▶ WHAT YOU ARE ASKED TO DO
Look through the records that follow. Copy every line containing the word "ylabel".

======== RECORDS SHOWN ========

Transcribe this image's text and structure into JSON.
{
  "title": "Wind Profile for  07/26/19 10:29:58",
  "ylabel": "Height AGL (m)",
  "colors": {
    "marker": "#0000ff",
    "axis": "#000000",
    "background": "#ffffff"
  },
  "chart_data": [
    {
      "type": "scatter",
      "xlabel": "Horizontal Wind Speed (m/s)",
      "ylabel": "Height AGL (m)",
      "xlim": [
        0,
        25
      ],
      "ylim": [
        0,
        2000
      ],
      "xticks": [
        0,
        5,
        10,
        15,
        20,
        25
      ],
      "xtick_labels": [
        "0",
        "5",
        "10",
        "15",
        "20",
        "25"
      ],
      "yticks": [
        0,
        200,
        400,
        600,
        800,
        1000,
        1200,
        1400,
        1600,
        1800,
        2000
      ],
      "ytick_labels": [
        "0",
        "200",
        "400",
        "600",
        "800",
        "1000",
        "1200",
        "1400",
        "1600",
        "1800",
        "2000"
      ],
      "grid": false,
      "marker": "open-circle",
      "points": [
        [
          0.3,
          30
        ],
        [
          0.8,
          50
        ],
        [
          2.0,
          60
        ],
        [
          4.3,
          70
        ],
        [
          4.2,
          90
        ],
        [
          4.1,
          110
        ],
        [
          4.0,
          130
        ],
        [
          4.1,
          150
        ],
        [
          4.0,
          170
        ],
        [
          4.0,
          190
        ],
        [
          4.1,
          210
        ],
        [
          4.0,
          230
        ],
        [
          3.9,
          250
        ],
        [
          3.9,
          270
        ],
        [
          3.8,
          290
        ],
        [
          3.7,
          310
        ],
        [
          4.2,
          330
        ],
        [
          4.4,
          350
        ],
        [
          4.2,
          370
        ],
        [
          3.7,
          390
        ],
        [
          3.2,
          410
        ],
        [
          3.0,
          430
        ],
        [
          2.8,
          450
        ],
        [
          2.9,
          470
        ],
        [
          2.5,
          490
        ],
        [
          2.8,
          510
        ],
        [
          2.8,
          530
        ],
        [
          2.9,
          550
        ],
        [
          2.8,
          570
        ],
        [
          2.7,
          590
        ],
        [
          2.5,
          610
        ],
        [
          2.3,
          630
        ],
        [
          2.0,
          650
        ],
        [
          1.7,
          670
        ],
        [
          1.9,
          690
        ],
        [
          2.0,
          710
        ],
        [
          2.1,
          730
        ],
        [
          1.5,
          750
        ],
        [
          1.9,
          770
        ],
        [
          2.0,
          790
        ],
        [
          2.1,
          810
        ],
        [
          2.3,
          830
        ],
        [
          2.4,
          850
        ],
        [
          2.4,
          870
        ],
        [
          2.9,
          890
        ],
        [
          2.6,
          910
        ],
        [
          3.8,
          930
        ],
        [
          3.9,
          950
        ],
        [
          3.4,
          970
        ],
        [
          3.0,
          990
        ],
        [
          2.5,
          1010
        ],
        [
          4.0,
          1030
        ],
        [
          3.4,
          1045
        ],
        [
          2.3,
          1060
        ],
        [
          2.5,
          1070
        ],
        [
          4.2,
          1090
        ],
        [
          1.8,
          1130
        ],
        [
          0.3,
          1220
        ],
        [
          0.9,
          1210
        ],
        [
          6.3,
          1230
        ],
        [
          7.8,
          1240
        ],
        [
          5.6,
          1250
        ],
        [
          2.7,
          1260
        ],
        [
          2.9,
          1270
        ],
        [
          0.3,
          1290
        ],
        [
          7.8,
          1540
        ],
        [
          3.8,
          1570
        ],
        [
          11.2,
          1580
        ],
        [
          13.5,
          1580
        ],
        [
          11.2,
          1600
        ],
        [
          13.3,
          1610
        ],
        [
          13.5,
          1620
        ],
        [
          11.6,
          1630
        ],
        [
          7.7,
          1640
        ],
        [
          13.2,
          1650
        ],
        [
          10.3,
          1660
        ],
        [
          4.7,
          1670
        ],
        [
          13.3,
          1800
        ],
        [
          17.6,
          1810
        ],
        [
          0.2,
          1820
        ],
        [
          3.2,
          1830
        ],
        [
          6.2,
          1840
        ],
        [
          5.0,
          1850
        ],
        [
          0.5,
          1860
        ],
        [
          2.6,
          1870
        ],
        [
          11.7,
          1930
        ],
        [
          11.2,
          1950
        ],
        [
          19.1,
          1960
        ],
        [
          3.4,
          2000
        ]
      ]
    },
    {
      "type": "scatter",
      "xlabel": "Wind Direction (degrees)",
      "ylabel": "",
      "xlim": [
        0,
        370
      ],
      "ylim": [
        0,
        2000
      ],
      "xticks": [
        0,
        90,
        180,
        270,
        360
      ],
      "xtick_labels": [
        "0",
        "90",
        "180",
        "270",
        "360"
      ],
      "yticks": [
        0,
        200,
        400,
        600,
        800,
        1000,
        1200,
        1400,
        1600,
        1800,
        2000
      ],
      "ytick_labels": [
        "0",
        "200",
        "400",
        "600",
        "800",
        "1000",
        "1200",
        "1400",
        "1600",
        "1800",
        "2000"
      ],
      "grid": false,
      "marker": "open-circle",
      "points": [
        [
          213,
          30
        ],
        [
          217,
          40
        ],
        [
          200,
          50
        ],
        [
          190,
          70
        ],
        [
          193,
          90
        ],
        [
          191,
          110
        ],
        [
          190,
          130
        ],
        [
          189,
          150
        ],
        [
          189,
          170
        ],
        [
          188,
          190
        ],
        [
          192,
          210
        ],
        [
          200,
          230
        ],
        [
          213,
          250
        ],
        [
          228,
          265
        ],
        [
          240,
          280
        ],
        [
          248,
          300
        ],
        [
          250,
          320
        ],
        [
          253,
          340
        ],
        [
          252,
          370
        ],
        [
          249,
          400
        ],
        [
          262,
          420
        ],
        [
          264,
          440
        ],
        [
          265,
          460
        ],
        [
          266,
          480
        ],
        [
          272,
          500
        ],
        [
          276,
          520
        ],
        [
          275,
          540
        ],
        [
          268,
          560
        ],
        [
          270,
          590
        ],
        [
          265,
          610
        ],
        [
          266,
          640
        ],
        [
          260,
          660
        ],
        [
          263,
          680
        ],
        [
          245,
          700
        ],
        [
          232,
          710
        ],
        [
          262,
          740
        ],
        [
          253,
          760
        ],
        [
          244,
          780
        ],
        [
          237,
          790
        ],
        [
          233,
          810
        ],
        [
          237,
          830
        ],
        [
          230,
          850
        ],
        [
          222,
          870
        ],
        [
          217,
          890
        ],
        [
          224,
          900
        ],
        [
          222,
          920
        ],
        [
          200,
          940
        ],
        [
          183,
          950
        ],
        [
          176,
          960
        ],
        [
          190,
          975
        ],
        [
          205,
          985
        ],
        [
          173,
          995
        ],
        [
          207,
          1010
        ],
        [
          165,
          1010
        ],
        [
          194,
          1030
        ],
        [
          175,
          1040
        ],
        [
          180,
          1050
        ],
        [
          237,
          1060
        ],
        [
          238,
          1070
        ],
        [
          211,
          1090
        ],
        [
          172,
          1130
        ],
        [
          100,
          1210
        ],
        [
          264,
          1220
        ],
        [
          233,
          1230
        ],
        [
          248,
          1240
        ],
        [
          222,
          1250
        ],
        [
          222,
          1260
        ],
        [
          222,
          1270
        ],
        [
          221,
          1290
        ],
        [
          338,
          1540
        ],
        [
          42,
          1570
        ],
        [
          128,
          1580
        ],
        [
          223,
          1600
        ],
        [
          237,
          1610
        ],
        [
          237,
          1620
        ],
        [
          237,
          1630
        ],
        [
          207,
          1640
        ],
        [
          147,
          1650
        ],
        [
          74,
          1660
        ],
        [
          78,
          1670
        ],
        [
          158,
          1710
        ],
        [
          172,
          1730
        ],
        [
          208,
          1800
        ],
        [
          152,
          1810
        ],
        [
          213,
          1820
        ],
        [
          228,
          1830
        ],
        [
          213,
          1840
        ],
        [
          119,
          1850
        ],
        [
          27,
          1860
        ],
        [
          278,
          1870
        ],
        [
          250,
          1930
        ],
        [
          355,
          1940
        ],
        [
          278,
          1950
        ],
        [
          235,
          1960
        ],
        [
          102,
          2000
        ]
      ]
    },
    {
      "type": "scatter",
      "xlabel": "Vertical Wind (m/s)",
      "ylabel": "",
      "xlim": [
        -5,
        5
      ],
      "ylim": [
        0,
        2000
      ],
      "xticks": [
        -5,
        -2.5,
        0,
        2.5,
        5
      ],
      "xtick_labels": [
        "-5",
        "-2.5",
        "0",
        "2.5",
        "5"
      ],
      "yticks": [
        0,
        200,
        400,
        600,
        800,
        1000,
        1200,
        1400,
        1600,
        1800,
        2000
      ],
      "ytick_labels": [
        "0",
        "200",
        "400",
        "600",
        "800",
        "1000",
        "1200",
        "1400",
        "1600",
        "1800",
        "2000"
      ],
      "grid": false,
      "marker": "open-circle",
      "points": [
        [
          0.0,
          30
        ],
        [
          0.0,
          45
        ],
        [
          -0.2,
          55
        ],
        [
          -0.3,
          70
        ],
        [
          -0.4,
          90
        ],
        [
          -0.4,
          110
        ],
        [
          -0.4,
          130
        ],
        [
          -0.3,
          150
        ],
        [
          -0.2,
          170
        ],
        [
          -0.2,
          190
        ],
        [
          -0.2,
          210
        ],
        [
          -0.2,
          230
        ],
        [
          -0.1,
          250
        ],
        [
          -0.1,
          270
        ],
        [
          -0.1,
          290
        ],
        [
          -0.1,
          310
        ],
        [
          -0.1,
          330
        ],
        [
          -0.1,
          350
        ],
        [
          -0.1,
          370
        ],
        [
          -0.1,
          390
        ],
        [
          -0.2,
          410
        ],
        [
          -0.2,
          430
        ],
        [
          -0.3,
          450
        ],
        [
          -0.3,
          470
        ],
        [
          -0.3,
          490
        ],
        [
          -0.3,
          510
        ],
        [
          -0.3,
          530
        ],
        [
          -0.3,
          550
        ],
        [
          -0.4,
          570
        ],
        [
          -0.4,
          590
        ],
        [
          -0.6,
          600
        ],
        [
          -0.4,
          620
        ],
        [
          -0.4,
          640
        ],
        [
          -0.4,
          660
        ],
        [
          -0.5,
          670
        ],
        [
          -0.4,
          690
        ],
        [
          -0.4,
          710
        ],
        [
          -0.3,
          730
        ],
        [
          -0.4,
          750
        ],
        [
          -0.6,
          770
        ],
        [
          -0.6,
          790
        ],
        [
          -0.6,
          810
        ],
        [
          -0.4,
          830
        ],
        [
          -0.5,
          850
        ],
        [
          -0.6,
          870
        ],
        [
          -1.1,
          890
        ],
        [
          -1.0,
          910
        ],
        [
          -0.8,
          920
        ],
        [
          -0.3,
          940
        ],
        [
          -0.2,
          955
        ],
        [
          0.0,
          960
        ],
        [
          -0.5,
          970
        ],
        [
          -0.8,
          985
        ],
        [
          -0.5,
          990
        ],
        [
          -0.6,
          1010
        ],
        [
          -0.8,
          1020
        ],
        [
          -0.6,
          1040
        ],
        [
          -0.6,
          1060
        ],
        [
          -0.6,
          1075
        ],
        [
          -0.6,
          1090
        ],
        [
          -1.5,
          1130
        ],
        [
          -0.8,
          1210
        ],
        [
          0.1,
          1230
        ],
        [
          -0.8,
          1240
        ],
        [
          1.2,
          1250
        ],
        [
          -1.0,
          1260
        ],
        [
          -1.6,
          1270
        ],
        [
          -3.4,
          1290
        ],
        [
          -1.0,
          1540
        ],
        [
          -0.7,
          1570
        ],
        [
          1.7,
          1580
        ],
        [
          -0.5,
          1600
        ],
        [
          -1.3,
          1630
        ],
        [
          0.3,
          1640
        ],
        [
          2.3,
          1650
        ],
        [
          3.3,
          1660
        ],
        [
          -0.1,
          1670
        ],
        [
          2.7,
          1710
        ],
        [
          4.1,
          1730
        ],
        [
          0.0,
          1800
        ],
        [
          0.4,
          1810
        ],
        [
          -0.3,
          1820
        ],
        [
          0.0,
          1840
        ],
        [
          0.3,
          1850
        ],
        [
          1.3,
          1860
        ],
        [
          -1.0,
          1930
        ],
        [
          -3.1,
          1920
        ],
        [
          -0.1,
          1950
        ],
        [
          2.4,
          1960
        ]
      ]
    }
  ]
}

========

▶ RESULT OF THE EXERCISE
  "ylabel": "Height AGL (m)",
      "ylabel": "Height AGL (m)",
      "ylabel": "",
      "ylabel": "",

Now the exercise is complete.